● **Brief**
From the listing below, copy every line with the word "energética".

____ Listed entries

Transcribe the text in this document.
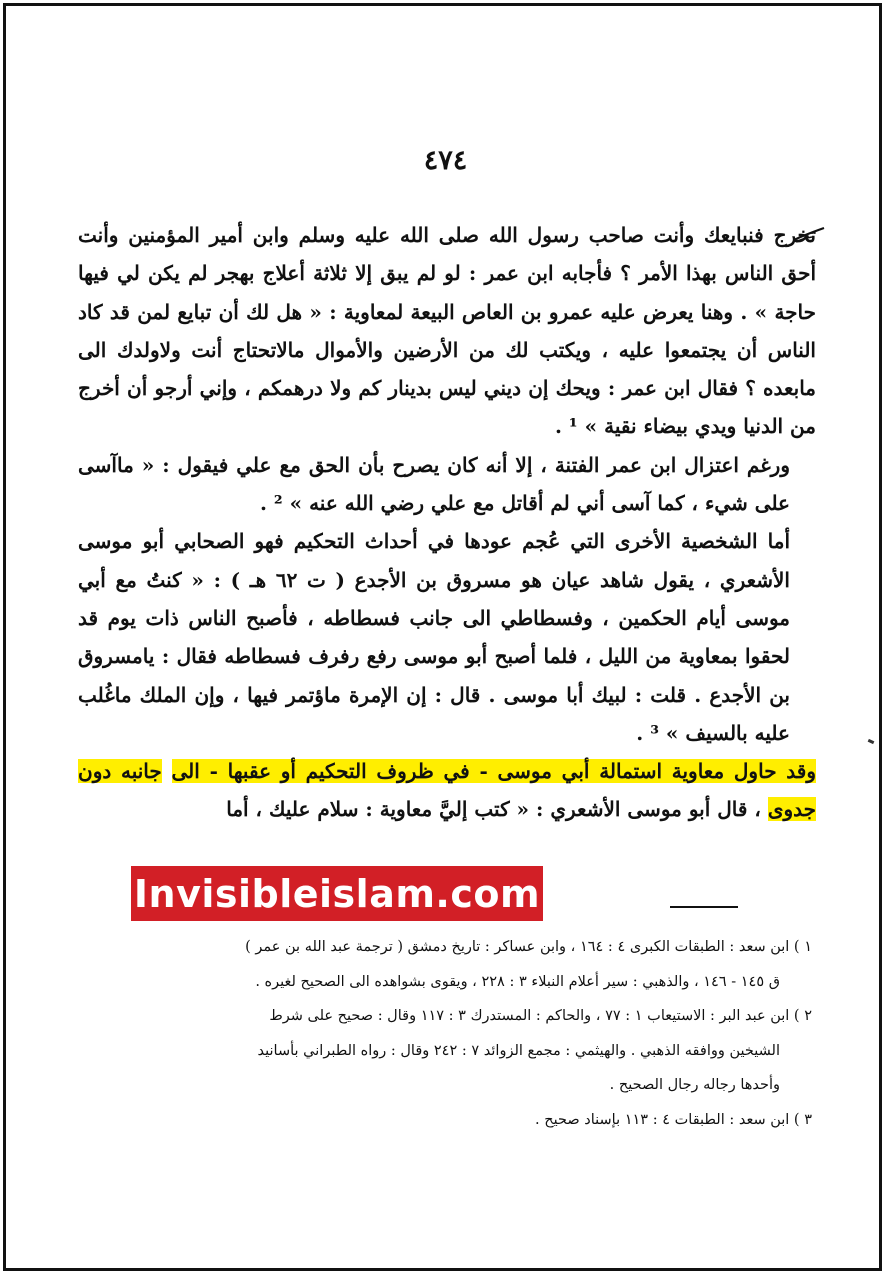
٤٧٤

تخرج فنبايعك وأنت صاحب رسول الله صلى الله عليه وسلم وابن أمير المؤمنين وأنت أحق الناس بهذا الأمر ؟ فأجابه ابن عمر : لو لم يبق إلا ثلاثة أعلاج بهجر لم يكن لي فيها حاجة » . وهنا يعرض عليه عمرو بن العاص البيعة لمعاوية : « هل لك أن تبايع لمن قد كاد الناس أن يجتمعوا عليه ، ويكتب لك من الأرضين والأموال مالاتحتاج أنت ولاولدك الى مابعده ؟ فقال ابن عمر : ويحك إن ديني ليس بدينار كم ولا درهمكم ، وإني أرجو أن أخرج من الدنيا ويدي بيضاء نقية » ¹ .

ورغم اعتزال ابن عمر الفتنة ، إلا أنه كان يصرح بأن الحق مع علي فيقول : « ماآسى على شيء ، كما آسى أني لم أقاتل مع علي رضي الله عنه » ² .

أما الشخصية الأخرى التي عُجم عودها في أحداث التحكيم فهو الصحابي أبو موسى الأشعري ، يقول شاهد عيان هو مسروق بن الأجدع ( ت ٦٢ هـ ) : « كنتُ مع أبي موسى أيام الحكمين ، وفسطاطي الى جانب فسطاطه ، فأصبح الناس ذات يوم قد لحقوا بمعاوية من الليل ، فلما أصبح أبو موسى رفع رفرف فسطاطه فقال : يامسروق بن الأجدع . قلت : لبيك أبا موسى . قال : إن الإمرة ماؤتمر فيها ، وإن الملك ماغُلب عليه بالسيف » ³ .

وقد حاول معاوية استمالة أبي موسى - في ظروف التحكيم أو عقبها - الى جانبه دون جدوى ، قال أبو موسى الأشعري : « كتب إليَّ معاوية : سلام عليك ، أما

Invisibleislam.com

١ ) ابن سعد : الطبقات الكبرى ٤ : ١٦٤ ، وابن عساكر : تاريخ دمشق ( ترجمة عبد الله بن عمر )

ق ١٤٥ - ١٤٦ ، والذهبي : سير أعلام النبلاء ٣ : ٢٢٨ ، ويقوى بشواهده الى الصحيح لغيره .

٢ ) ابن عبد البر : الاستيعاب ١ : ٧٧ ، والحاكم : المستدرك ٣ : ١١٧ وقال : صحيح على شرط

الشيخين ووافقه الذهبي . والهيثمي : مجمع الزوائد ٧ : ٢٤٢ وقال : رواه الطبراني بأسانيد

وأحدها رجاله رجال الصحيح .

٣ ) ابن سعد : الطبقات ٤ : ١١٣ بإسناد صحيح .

________
____ Listed entries

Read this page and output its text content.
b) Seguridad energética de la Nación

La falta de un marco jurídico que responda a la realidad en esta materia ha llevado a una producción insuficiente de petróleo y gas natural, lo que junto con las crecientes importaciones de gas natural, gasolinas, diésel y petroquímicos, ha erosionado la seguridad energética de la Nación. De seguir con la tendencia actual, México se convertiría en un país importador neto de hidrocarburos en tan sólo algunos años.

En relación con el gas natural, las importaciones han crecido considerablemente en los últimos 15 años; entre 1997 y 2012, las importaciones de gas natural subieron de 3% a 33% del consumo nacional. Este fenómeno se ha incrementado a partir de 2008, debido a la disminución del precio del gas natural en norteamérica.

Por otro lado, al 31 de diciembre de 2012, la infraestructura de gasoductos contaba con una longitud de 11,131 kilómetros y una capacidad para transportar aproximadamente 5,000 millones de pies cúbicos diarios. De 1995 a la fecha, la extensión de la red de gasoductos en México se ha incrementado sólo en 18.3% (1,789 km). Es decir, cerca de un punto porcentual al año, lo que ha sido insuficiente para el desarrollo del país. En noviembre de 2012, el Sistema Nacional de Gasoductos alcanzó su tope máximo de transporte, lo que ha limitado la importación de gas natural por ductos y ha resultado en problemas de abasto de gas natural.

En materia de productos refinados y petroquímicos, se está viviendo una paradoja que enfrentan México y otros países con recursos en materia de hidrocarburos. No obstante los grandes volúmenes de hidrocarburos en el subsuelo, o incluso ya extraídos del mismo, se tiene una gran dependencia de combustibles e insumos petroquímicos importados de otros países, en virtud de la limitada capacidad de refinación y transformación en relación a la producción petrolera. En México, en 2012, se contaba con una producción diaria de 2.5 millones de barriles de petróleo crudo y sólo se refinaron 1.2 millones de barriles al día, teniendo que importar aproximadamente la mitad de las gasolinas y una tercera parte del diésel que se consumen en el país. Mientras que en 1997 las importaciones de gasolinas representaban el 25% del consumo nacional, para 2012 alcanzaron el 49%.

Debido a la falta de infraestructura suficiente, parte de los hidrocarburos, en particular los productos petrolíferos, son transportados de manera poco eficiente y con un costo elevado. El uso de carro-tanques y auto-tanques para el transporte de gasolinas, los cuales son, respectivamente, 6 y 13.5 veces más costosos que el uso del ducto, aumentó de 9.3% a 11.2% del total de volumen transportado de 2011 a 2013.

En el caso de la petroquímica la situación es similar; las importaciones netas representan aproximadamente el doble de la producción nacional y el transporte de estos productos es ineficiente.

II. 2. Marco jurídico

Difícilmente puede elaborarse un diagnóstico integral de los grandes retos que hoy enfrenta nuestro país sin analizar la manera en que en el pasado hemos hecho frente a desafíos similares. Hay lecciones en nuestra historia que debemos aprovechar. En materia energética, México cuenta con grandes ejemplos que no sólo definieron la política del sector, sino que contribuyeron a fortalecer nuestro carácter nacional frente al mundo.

________

● **Complete response**
b) Seguridad energética de la Nación
La falta de un marco jurídico que responda a la realidad en esta materia ha llevado a una producción insuficiente de petróleo y gas natural, lo que junto con las crecientes importaciones de gas natural, gasolinas, diésel y petroquímicos, ha erosionado la seguridad energética de la Nación. De seguir con la tendencia actual, México se convertiría en un país importador neto de hidrocarburos en tan sólo algunos años.
Difícilmente puede elaborarse un diagnóstico integral de los grandes retos que hoy enfrenta nuestro país sin analizar la manera en que en el pasado hemos hecho frente a desafíos similares. Hay lecciones en nuestra historia que debemos aprovechar. En materia energética, México cuenta con grandes ejemplos que no sólo definieron la política del sector, sino que contribuyeron a fortalecer nuestro carácter nacional frente al mundo.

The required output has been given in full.